Filter the data below for the string "Output" and copy each matching line.
───── Provided entries ─────
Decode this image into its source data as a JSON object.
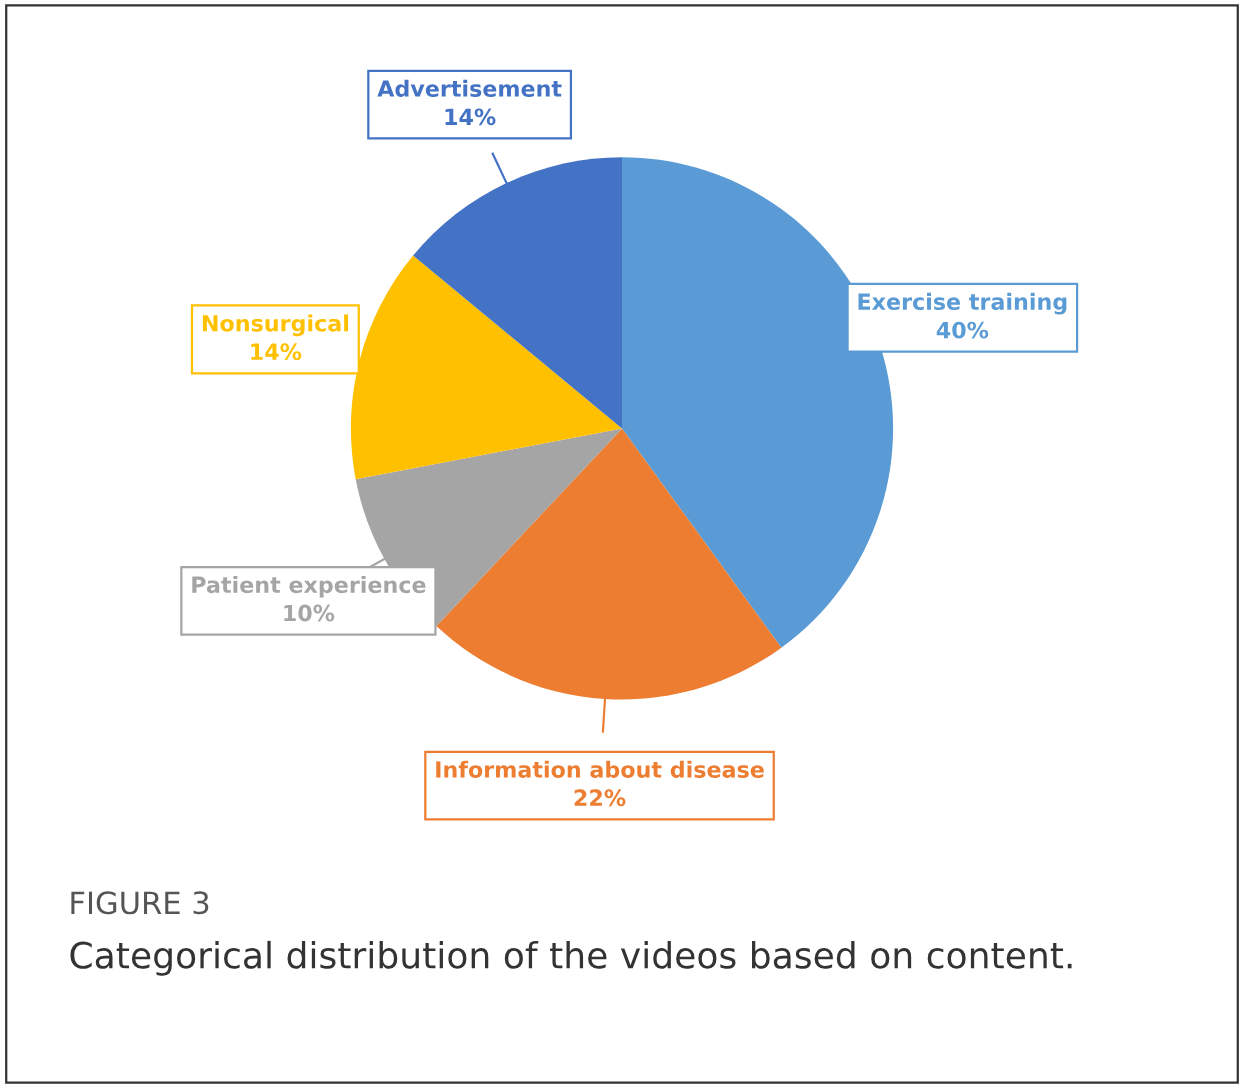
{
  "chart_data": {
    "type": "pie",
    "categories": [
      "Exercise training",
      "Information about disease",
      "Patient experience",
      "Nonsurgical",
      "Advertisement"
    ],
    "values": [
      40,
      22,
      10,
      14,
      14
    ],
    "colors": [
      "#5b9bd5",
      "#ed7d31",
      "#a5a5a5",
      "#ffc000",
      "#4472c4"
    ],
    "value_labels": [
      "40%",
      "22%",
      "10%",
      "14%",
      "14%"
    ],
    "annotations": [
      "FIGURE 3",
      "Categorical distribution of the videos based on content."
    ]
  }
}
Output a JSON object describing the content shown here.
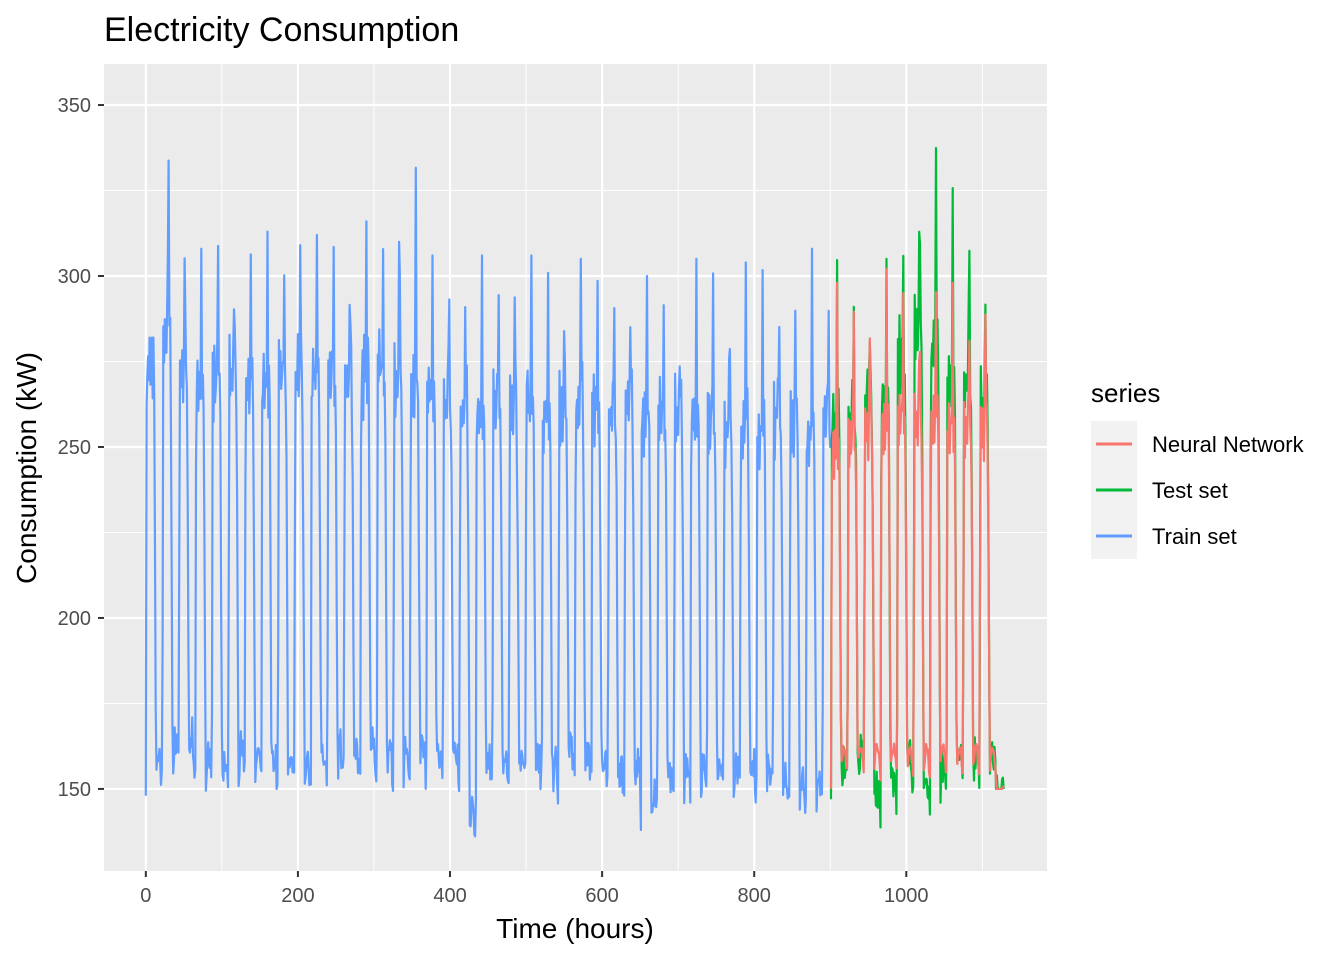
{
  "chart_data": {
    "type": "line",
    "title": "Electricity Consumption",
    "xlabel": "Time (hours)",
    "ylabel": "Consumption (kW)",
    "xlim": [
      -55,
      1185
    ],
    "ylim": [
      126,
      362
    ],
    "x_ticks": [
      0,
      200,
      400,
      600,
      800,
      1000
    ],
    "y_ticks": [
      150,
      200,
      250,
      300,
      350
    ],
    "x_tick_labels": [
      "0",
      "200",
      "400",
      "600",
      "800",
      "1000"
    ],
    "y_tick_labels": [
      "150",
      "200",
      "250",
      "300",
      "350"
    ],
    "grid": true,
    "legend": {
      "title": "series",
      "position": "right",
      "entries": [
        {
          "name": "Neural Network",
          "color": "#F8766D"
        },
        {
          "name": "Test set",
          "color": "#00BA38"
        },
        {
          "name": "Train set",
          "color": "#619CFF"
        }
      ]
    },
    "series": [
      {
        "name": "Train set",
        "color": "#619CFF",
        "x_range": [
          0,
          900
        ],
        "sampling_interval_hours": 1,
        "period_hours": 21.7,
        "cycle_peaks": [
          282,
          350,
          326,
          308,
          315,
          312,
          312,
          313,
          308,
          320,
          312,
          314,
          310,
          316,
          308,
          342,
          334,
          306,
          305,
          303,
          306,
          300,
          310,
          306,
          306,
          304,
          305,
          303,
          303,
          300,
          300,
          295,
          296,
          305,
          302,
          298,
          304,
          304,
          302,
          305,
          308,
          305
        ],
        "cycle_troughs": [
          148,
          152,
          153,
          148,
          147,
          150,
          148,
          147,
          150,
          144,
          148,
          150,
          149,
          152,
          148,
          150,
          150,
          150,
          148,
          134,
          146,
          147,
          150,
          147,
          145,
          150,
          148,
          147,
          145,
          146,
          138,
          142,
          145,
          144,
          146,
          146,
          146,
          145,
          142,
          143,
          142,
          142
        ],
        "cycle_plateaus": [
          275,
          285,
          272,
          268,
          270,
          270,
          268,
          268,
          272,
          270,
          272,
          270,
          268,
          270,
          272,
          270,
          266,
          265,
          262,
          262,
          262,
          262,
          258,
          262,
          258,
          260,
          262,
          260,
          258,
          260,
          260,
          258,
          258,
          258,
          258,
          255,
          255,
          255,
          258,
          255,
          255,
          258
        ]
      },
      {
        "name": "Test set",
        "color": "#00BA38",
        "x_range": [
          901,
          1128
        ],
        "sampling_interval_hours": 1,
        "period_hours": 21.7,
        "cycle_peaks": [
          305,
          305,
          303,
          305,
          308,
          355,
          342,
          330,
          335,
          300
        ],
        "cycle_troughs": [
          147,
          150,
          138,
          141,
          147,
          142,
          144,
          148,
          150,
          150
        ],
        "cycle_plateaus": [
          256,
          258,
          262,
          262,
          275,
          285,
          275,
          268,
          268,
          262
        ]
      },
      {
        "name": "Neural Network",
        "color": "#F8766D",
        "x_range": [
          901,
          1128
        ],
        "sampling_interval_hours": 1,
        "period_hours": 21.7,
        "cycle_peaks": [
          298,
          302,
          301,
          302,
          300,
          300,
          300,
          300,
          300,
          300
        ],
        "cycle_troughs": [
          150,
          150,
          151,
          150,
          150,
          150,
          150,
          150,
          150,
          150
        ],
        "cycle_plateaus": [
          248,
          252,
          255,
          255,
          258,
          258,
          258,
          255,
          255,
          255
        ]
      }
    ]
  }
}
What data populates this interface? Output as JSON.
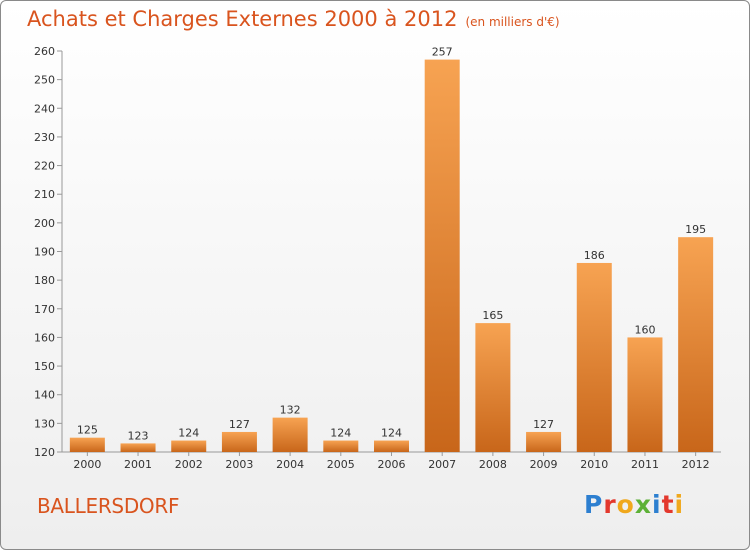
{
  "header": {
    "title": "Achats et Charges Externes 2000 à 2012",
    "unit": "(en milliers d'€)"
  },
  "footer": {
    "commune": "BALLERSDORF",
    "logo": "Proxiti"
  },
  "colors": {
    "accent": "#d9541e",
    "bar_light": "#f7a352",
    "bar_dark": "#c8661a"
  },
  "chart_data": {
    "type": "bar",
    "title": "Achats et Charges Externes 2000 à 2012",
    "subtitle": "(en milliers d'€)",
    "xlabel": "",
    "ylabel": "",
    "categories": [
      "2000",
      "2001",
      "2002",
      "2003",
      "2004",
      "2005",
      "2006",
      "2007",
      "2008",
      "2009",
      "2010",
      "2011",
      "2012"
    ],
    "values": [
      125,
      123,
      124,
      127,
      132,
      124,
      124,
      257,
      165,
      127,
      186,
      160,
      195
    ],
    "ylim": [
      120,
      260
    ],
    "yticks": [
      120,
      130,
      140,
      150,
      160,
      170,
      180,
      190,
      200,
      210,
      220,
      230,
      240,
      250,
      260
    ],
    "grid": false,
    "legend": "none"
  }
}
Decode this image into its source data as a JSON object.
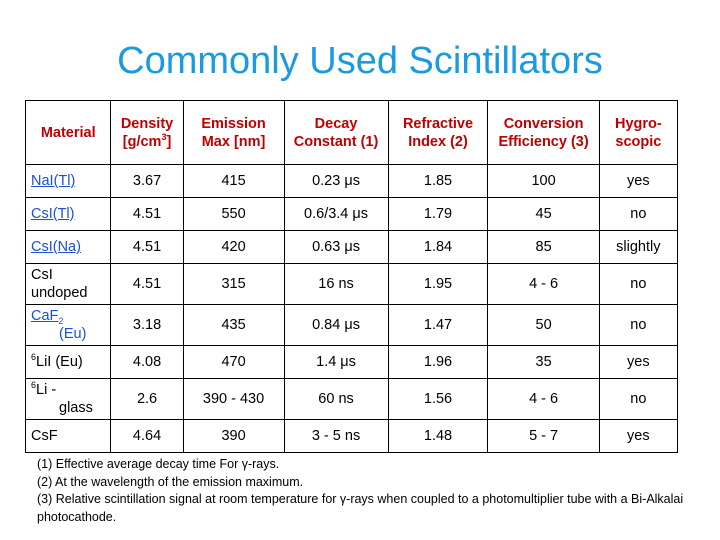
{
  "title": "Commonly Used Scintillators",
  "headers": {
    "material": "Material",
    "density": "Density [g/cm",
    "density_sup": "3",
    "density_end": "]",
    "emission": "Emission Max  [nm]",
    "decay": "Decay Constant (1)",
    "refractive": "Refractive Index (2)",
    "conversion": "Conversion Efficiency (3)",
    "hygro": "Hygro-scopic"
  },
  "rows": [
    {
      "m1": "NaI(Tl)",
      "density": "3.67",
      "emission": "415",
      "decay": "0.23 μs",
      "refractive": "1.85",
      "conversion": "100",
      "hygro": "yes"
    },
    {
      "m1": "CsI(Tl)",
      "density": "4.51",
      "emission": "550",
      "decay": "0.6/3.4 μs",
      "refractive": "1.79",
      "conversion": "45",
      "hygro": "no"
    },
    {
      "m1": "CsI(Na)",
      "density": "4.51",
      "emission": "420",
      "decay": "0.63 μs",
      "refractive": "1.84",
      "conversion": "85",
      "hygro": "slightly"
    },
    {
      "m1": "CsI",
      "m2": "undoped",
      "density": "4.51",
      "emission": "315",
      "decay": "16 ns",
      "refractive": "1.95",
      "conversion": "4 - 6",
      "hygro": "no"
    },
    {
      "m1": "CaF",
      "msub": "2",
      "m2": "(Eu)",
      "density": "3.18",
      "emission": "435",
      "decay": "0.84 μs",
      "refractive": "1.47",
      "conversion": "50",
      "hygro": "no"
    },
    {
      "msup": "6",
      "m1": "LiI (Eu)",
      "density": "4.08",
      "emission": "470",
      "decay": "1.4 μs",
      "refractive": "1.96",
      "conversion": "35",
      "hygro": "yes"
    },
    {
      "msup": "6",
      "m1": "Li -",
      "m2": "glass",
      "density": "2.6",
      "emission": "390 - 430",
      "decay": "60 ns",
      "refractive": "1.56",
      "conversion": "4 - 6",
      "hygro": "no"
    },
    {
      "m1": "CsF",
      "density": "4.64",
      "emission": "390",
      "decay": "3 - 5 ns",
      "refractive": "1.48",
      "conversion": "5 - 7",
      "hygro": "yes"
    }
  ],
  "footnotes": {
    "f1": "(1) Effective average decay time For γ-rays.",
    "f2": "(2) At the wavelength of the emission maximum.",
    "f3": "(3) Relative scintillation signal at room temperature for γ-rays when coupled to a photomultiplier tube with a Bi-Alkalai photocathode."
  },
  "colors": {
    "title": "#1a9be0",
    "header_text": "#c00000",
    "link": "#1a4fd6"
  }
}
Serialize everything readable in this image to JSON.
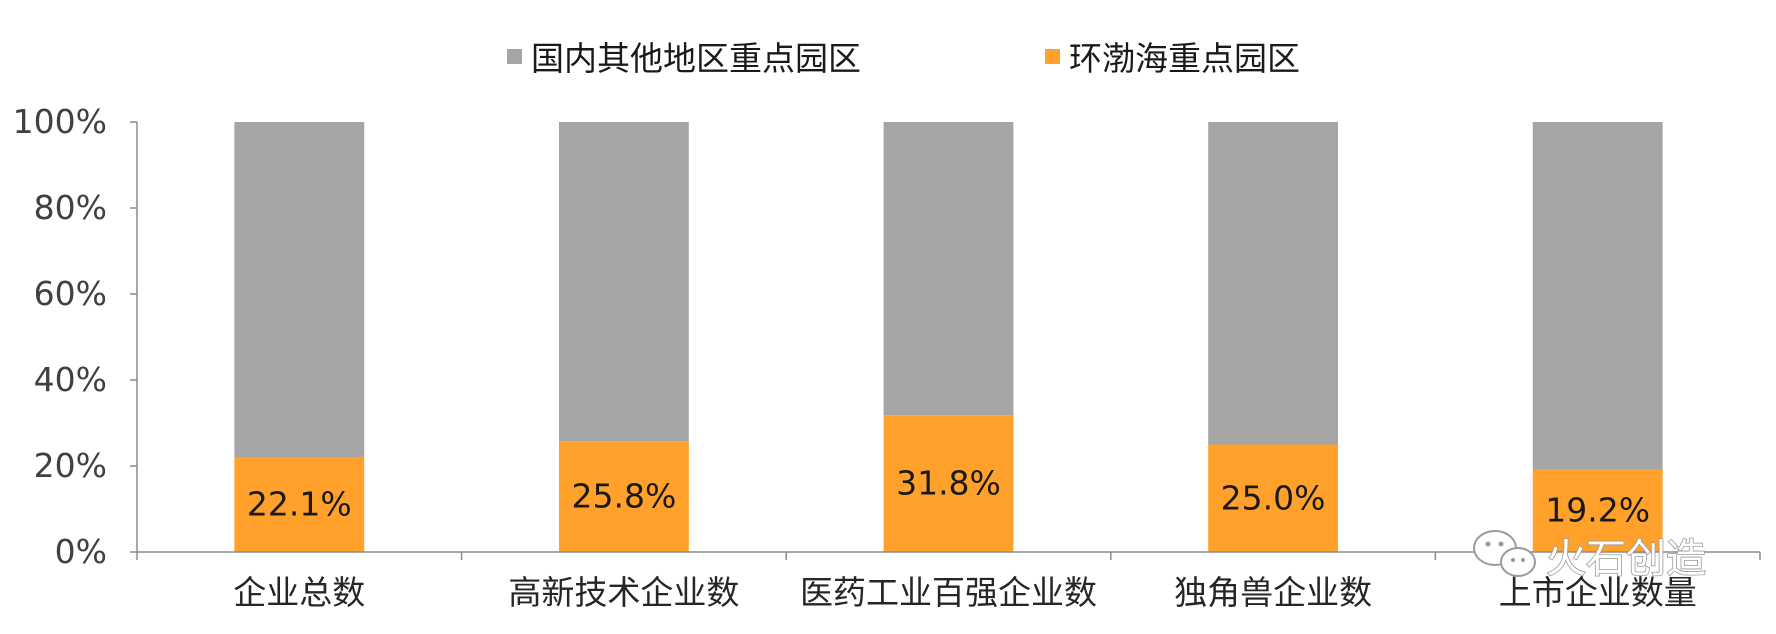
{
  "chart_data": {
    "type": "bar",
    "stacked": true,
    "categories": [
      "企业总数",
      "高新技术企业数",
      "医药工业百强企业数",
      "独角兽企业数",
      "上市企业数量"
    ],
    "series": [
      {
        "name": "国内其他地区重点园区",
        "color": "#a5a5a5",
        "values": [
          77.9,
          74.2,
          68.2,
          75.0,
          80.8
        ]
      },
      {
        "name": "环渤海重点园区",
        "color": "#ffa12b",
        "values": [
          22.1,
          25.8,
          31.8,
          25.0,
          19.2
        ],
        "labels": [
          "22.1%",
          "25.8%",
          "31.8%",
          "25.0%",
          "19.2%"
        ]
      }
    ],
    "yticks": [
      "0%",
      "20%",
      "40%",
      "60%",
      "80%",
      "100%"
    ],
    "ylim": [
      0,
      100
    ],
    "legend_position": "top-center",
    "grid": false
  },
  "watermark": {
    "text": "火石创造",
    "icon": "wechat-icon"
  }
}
─────
**Expected answer:**
Output a JSON object describing the content shown here.
What data populates this interface? Output as JSON.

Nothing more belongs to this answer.